*Enunciado del ejercicio*: Reescriba de forma más breve el párrafo del texto que comienza con «De pronto, observando las imágenes» y conserve sus hechos principales.

*Texto de referencia*:
^^^^^^^^^^^^^^^^

Aquel parecía un día cualquiera. Apenas había terminado mis primeras labores matutinas cuando de pronto la televisión mostraba imágenes de una de las torres del World Trade Center ardiendo sin motivo aparente. De inmediato, todos los presentes fuimos a la pantalla. Un avión se había estrellado minutos antes contra el edificio, lo que suponía una tragedia que ocuparía portada de todos los medios.
De pronto, observando las imágenes, tengo una extraña sensación: parecía que un poco más abajo en la toma otro avión se estrellaba contra la otra torre. Debo confesar que entré casi en pánico y me puse frenético repitiendo "otro avión!", ante la mirada confusa de mis compañeros. Menos de un minuto después, el narrador de CNN confirmaba que efectivamente otra aeronave había impactado a la gemela que ardía. Todos quedamos en silencio un instante ante la certeza de que ya no era un simple accidente.

^^^^^^^^^^^^^^^^

*Registros proporcionados*:
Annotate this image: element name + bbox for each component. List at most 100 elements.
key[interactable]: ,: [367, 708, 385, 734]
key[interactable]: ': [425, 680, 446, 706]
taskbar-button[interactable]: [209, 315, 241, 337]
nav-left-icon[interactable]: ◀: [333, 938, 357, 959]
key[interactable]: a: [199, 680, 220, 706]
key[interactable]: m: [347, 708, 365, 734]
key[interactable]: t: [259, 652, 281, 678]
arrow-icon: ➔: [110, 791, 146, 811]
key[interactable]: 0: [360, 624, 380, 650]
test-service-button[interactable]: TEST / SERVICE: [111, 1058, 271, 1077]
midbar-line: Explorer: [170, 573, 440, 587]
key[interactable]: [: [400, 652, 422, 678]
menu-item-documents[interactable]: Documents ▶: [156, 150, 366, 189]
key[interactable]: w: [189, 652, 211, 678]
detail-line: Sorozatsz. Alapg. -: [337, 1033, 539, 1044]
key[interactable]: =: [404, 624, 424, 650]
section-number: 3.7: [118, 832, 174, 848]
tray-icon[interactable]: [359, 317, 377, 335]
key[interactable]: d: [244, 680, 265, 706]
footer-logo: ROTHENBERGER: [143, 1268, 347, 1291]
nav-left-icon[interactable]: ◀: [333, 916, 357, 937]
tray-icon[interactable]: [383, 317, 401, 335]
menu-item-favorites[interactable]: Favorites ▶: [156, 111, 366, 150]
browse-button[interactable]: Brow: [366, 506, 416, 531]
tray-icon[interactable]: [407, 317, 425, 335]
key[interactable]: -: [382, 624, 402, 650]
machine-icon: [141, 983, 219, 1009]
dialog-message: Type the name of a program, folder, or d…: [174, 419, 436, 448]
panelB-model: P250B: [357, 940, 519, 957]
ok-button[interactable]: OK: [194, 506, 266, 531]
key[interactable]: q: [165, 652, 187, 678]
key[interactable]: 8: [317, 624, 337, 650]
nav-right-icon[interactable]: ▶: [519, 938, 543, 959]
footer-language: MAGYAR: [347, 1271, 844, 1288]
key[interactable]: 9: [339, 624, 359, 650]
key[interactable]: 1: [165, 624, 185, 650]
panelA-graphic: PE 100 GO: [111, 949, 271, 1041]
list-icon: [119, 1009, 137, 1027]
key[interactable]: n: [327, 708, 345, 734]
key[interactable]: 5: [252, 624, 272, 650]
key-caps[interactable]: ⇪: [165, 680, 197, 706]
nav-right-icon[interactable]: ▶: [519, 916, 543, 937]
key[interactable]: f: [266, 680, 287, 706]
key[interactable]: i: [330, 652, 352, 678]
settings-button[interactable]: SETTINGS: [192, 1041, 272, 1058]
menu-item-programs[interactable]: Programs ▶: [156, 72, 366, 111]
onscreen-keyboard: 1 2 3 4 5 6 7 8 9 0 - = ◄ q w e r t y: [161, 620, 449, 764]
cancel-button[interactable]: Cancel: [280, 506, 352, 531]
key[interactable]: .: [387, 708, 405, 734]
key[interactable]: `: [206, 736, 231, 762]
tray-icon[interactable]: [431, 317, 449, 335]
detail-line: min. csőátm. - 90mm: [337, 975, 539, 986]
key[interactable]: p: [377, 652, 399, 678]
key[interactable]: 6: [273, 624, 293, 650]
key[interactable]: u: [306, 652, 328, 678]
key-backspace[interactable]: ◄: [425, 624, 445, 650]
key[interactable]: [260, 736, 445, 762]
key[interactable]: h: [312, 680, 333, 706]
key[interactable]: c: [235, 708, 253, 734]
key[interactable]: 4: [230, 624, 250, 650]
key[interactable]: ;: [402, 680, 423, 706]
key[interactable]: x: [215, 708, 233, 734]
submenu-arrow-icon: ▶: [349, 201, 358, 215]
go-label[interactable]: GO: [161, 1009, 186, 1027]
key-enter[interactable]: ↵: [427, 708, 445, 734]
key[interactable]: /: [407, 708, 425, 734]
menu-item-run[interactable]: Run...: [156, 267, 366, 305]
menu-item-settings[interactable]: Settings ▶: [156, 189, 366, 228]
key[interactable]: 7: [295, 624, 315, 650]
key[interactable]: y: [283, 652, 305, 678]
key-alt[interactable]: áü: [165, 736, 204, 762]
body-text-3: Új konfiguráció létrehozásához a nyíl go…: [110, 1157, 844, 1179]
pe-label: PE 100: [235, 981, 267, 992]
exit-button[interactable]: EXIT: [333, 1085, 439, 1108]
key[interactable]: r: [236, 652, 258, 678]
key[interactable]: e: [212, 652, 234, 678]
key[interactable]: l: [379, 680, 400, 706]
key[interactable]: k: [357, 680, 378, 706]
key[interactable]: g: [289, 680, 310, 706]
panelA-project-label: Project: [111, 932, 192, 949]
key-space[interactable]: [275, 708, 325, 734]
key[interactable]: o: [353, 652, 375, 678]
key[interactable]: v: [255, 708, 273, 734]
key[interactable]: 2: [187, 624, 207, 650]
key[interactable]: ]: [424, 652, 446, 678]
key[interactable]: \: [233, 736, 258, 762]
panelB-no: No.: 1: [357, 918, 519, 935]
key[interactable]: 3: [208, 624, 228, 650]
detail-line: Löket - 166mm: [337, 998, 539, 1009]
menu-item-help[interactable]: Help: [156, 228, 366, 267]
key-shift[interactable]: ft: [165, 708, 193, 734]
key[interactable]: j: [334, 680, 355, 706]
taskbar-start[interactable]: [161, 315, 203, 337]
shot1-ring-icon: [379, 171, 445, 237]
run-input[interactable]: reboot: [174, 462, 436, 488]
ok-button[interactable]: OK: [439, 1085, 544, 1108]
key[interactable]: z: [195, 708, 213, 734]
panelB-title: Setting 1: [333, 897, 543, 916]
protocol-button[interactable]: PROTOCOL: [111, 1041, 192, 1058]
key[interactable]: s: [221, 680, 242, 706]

^^^^^^^^^^^^^^^^

*Espacio de respuesta*: Mientras miraba las imágenes, me pareció ver que otro avión se estrellaba contra la otra torre. Casi en pánico, repetí «¡otro avión!» ante la confusión de mis compañeros. En menos de un minuto, el narrador de CNN confirmó que una segunda aeronave había impactado a la torre gemela que ardía. Todos callamos un instante al comprender que ya no se trataba de un simple accidente.